┌─ RECORDED DATA

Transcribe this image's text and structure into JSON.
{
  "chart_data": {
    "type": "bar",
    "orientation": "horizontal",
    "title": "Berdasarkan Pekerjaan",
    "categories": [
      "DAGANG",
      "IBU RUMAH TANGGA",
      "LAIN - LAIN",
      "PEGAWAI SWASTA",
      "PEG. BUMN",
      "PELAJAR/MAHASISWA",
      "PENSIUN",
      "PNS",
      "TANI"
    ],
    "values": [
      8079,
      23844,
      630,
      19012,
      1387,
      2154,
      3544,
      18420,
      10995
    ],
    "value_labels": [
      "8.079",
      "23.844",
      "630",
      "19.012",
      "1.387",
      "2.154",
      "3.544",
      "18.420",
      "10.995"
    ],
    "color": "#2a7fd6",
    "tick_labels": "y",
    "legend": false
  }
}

└─

Write the data from above out again, exactly.

ANSWER TO THIS PROBLEM —
Transcribe this image's text and structure into JSON.
{
  "chart_data": {
    "type": "bar",
    "orientation": "horizontal",
    "title": "Berdasarkan Pekerjaan",
    "categories": [
      "DAGANG",
      "IBU RUMAH TANGGA",
      "LAIN - LAIN",
      "PEGAWAI SWASTA",
      "PEG. BUMN",
      "PELAJAR/MAHASISWA",
      "PENSIUN",
      "PNS",
      "TANI"
    ],
    "values": [
      8079,
      23844,
      630,
      19012,
      1387,
      2154,
      3544,
      18420,
      10995
    ],
    "value_labels": [
      "8.079",
      "23.844",
      "630",
      "19.012",
      "1.387",
      "2.154",
      "3.544",
      "18.420",
      "10.995"
    ],
    "color": "#2a7fd6",
    "tick_labels": "y",
    "legend": false
  }
}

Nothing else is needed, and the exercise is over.